### Written problem
Only the number is wanted: how many lines of the data contain "relative"?

### Stored records
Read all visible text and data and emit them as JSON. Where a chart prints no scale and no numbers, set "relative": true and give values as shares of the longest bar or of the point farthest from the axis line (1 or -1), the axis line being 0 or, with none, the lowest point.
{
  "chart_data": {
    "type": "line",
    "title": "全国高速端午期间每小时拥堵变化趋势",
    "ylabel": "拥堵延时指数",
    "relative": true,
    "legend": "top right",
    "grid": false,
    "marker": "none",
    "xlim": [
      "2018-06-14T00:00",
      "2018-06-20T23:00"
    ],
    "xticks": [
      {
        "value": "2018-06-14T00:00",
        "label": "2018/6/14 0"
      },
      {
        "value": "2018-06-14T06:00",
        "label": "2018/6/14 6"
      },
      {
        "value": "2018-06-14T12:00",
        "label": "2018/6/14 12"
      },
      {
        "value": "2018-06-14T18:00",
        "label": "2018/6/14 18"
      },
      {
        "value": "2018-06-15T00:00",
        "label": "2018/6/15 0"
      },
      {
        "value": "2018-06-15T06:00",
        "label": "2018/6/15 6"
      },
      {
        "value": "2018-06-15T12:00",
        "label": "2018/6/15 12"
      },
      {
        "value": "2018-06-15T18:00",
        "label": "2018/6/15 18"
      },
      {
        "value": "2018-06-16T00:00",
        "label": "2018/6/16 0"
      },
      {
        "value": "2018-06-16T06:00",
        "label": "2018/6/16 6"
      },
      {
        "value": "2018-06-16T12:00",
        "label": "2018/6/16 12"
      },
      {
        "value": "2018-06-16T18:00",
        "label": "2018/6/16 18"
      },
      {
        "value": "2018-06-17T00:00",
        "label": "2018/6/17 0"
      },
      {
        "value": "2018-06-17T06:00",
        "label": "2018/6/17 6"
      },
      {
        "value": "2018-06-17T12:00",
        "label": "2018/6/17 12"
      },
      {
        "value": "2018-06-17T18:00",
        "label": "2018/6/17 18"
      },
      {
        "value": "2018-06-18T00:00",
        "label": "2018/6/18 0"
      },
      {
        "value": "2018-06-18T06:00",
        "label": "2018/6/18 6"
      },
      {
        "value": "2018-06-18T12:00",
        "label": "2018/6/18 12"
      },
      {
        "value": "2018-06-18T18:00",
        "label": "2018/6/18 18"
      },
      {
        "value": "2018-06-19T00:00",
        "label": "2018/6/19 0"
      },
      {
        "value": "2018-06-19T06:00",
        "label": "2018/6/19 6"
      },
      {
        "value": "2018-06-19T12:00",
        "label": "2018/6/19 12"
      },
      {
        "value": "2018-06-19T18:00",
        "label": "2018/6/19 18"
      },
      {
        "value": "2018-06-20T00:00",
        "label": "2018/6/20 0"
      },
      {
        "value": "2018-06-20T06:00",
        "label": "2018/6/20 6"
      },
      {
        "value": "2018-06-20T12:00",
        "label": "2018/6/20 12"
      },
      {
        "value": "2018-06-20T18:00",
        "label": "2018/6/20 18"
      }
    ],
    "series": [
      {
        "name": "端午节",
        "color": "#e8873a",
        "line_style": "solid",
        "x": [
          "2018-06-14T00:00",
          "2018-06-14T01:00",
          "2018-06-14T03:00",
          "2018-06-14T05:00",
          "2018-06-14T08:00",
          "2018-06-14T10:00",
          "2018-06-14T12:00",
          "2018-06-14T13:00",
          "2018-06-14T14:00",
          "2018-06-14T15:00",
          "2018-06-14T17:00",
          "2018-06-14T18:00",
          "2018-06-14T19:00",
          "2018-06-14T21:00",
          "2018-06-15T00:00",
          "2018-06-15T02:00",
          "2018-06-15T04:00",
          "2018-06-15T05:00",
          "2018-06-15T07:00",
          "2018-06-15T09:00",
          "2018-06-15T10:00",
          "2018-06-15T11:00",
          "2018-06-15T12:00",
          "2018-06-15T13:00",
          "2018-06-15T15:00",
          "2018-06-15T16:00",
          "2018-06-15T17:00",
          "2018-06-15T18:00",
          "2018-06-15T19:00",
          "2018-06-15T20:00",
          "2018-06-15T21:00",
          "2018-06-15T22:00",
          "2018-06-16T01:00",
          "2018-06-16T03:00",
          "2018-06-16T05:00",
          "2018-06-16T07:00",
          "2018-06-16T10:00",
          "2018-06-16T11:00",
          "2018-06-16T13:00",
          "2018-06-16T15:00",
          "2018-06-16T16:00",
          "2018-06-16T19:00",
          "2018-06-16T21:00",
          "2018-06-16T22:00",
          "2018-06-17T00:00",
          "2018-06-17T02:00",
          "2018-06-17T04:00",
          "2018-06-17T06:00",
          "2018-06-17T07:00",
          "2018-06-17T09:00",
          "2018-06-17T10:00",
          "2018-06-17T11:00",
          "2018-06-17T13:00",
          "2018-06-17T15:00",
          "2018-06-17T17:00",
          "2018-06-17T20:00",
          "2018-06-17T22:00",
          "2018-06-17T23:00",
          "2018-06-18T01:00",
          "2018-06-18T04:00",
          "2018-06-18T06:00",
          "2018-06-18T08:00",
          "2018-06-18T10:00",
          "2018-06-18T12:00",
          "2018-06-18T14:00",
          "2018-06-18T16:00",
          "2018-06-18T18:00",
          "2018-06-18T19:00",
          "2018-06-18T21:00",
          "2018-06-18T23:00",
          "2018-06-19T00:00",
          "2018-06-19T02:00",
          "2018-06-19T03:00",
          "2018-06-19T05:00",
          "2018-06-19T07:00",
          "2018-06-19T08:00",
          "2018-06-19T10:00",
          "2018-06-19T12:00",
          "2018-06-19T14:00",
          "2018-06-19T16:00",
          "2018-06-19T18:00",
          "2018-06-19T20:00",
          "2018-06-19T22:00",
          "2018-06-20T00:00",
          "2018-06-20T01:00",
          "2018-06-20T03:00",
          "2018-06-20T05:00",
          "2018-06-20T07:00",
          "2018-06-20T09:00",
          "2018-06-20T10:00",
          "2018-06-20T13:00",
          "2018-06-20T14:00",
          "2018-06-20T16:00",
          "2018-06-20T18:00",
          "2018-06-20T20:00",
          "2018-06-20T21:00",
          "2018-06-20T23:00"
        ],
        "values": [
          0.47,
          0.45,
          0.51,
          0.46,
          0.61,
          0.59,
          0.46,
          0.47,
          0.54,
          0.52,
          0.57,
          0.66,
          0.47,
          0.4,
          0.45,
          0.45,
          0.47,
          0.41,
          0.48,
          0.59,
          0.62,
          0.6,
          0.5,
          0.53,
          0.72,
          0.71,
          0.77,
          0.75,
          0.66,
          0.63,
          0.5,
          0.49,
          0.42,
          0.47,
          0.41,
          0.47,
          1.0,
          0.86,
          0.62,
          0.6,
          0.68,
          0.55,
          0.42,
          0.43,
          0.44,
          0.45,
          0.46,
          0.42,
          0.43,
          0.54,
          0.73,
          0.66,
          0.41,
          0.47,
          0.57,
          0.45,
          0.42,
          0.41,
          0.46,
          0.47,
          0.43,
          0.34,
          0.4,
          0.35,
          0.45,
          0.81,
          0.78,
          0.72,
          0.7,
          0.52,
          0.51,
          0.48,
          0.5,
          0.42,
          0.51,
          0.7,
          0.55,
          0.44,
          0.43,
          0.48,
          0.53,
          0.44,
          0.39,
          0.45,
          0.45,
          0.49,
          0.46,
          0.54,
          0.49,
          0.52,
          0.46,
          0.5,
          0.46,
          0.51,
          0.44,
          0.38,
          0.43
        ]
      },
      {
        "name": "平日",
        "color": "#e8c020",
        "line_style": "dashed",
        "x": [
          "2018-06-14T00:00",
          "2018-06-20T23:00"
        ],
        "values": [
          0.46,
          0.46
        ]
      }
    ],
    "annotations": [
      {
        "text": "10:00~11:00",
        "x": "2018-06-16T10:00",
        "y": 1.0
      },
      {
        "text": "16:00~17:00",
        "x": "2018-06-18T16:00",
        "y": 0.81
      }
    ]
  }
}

### Answer to this task
2